» Written exercise: The answer is a single number: how many lines hold the string "industry".

====

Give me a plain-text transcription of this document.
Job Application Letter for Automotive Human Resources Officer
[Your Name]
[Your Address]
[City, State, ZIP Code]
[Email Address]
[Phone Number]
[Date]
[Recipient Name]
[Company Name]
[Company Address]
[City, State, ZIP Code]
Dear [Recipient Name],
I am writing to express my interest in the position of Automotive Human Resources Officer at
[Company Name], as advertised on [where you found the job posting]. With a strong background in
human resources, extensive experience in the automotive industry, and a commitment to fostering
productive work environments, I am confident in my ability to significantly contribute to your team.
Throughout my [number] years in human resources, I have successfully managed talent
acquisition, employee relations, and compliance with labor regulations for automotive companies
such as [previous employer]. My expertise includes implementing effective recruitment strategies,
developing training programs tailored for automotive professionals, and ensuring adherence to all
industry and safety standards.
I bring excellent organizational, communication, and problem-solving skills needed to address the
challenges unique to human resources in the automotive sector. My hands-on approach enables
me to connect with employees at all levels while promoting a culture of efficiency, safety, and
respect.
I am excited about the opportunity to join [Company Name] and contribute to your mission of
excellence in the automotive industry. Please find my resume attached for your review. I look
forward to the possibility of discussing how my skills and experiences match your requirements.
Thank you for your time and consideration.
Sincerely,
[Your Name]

====

» Complete answer: 3